Start SUPPLIED RECORDS

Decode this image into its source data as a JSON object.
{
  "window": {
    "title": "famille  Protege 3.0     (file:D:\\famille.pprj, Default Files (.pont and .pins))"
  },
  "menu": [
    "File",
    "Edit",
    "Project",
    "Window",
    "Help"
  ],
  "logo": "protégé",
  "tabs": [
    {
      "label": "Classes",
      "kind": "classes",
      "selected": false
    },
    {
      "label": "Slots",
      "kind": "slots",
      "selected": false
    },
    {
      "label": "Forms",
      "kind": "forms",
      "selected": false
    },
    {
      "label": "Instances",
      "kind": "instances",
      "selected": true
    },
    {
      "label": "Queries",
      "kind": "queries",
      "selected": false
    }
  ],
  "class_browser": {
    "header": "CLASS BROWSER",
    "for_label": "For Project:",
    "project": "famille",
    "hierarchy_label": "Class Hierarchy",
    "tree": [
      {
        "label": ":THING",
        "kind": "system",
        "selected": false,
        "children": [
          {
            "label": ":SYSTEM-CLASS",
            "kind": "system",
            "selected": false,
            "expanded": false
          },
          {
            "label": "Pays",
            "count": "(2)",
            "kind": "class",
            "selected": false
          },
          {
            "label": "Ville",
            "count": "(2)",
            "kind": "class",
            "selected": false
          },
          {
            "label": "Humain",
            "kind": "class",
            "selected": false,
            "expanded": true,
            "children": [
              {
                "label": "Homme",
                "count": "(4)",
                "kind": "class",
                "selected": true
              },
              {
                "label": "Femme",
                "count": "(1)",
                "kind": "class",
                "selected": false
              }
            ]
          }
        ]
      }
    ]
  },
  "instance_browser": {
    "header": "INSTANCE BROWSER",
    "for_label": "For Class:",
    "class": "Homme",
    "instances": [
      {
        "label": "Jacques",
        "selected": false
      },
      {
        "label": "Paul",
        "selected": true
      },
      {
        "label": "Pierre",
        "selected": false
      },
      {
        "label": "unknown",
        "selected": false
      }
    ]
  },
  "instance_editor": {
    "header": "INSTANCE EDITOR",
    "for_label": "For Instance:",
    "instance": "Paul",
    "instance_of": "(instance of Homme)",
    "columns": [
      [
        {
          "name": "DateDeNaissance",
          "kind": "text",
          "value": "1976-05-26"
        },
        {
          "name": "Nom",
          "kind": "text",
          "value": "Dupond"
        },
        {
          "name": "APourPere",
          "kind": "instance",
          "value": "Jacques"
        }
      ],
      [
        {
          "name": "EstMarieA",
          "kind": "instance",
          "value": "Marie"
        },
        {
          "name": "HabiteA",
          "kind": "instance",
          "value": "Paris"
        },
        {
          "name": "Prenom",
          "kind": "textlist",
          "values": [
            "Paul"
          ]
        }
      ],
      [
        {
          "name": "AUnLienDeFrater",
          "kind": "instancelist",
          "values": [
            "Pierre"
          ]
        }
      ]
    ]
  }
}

End SUPPLIED RECORDS

__CHALLENGE__. Using the data above, return each line exactly as written.

__RESULT OF THIS TASK__.
Decode this image into its source data as a JSON object.
{
  "window": {
    "title": "famille  Protege 3.0     (file:D:\\famille.pprj, Default Files (.pont and .pins))"
  },
  "menu": [
    "File",
    "Edit",
    "Project",
    "Window",
    "Help"
  ],
  "logo": "protégé",
  "tabs": [
    {
      "label": "Classes",
      "kind": "classes",
      "selected": false
    },
    {
      "label": "Slots",
      "kind": "slots",
      "selected": false
    },
    {
      "label": "Forms",
      "kind": "forms",
      "selected": false
    },
    {
      "label": "Instances",
      "kind": "instances",
      "selected": true
    },
    {
      "label": "Queries",
      "kind": "queries",
      "selected": false
    }
  ],
  "class_browser": {
    "header": "CLASS BROWSER",
    "for_label": "For Project:",
    "project": "famille",
    "hierarchy_label": "Class Hierarchy",
    "tree": [
      {
        "label": ":THING",
        "kind": "system",
        "selected": false,
        "children": [
          {
            "label": ":SYSTEM-CLASS",
            "kind": "system",
            "selected": false,
            "expanded": false
          },
          {
            "label": "Pays",
            "count": "(2)",
            "kind": "class",
            "selected": false
          },
          {
            "label": "Ville",
            "count": "(2)",
            "kind": "class",
            "selected": false
          },
          {
            "label": "Humain",
            "kind": "class",
            "selected": false,
            "expanded": true,
            "children": [
              {
                "label": "Homme",
                "count": "(4)",
                "kind": "class",
                "selected": true
              },
              {
                "label": "Femme",
                "count": "(1)",
                "kind": "class",
                "selected": false
              }
            ]
          }
        ]
      }
    ]
  },
  "instance_browser": {
    "header": "INSTANCE BROWSER",
    "for_label": "For Class:",
    "class": "Homme",
    "instances": [
      {
        "label": "Jacques",
        "selected": false
      },
      {
        "label": "Paul",
        "selected": true
      },
      {
        "label": "Pierre",
        "selected": false
      },
      {
        "label": "unknown",
        "selected": false
      }
    ]
  },
  "instance_editor": {
    "header": "INSTANCE EDITOR",
    "for_label": "For Instance:",
    "instance": "Paul",
    "instance_of": "(instance of Homme)",
    "columns": [
      [
        {
          "name": "DateDeNaissance",
          "kind": "text",
          "value": "1976-05-26"
        },
        {
          "name": "Nom",
          "kind": "text",
          "value": "Dupond"
        },
        {
          "name": "APourPere",
          "kind": "instance",
          "value": "Jacques"
        }
      ],
      [
        {
          "name": "EstMarieA",
          "kind": "instance",
          "value": "Marie"
        },
        {
          "name": "HabiteA",
          "kind": "instance",
          "value": "Paris"
        },
        {
          "name": "Prenom",
          "kind": "textlist",
          "values": [
            "Paul"
          ]
        }
      ],
      [
        {
          "name": "AUnLienDeFrater",
          "kind": "instancelist",
          "values": [
            "Pierre"
          ]
        }
      ]
    ]
  }
}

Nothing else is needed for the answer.